--- Start of DATA LINES ---

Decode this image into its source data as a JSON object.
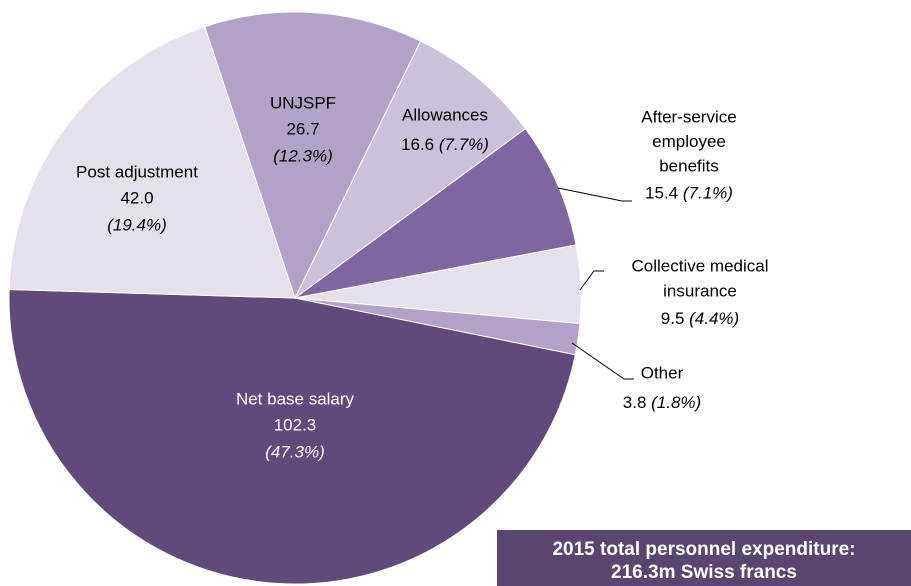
{
  "chart_data": {
    "type": "pie",
    "labels": [
      [
        "Net base salary"
      ],
      [
        "Other"
      ],
      [
        "Collective medical",
        "insurance"
      ],
      [
        "After-service",
        "employee",
        "benefits"
      ],
      [
        "Allowances"
      ],
      [
        "UNJSPF"
      ],
      [
        "Post adjustment"
      ]
    ],
    "values": [
      102.3,
      3.8,
      9.5,
      15.4,
      16.6,
      26.7,
      42.0
    ],
    "value_labels": [
      "102.3",
      "3.8",
      "9.5",
      "15.4",
      "16.6",
      "26.7",
      "42.0"
    ],
    "percent_labels": [
      "(47.3%)",
      "(1.8%)",
      "(4.4%)",
      "(7.1%)",
      "(7.7%)",
      "(12.3%)",
      "(19.4%)"
    ],
    "colors": [
      "#604a7b",
      "#b3a2c7",
      "#e6e0ec",
      "#7e67a1",
      "#ccc1da",
      "#b3a2c7",
      "#e6e0ec"
    ],
    "annotation": [
      "2015 total personnel expenditure:",
      "216.3m Swiss francs"
    ]
  }
}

--- End of DATA LINES ---

Reproduce each entry precisely. Leave the pictures out.

Decode this image into its source data as a JSON object.
{
  "chart_data": {
    "type": "pie",
    "labels": [
      [
        "Net base salary"
      ],
      [
        "Other"
      ],
      [
        "Collective medical",
        "insurance"
      ],
      [
        "After-service",
        "employee",
        "benefits"
      ],
      [
        "Allowances"
      ],
      [
        "UNJSPF"
      ],
      [
        "Post adjustment"
      ]
    ],
    "values": [
      102.3,
      3.8,
      9.5,
      15.4,
      16.6,
      26.7,
      42.0
    ],
    "value_labels": [
      "102.3",
      "3.8",
      "9.5",
      "15.4",
      "16.6",
      "26.7",
      "42.0"
    ],
    "percent_labels": [
      "(47.3%)",
      "(1.8%)",
      "(4.4%)",
      "(7.1%)",
      "(7.7%)",
      "(12.3%)",
      "(19.4%)"
    ],
    "colors": [
      "#604a7b",
      "#b3a2c7",
      "#e6e0ec",
      "#7e67a1",
      "#ccc1da",
      "#b3a2c7",
      "#e6e0ec"
    ],
    "annotation": [
      "2015 total personnel expenditure:",
      "216.3m Swiss francs"
    ]
  }
}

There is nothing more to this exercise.